■ **Data provided**
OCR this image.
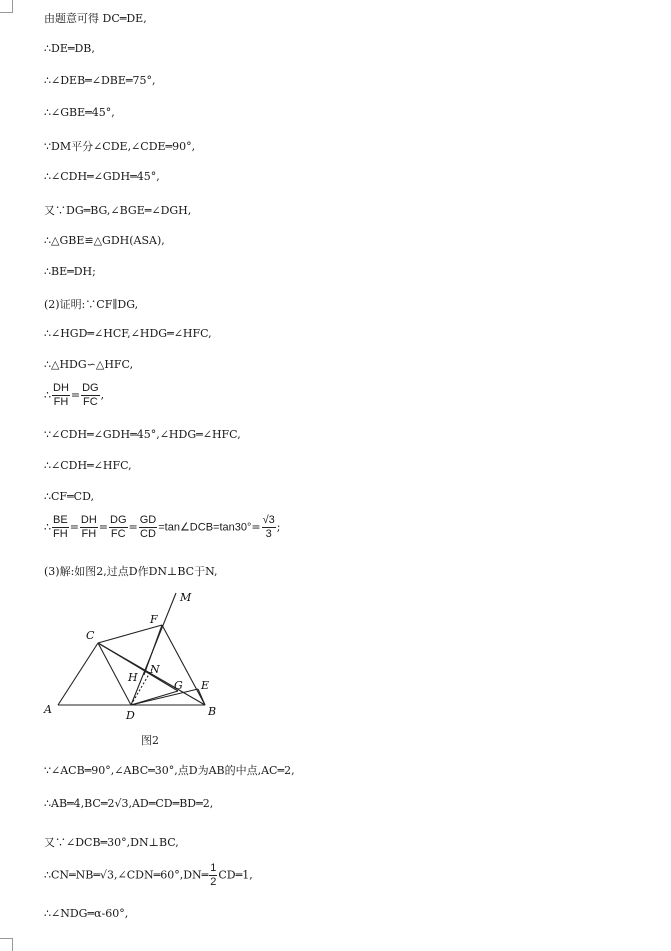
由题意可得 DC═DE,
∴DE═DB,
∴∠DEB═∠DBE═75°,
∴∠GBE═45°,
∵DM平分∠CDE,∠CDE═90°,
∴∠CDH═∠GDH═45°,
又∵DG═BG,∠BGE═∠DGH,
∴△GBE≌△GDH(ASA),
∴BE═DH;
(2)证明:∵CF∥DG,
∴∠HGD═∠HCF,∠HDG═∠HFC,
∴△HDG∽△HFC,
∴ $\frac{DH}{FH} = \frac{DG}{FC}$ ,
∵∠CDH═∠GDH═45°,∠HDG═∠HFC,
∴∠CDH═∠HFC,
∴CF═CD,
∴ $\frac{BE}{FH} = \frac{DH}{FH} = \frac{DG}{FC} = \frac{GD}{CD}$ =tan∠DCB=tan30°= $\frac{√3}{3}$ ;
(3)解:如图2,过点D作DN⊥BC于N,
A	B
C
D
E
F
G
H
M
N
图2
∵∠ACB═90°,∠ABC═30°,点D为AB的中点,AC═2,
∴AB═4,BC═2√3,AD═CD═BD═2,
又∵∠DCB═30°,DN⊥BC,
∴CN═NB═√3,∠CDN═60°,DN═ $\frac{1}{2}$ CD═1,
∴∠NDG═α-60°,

■ **What is required**
Without the pictures, restate each entry exactly.

■ **Response for this exercise**
OCR this image.
由题意可得 DC═DE,
∴DE═DB,
∴∠DEB═∠DBE═75°,
∴∠GBE═45°,
∵DM平分∠CDE,∠CDE═90°,
∴∠CDH═∠GDH═45°,
又∵DG═BG,∠BGE═∠DGH,
∴△GBE≌△GDH(ASA),
∴BE═DH;
(2)证明:∵CF∥DG,
∴∠HGD═∠HCF,∠HDG═∠HFC,
∴△HDG∽△HFC,
∴ $\frac{DH}{FH} = \frac{DG}{FC}$ ,
∵∠CDH═∠GDH═45°,∠HDG═∠HFC,
∴∠CDH═∠HFC,
∴CF═CD,
∴ $\frac{BE}{FH} = \frac{DH}{FH} = \frac{DG}{FC} = \frac{GD}{CD}$ =tan∠DCB=tan30°= $\frac{√3}{3}$ ;
(3)解:如图2,过点D作DN⊥BC于N,
A	B
C
D
E
F
G
H
M
N
图2
∵∠ACB═90°,∠ABC═30°,点D为AB的中点,AC═2,
∴AB═4,BC═2√3,AD═CD═BD═2,
又∵∠DCB═30°,DN⊥BC,
∴CN═NB═√3,∠CDN═60°,DN═ $\frac{1}{2}$ CD═1,
∴∠NDG═α-60°,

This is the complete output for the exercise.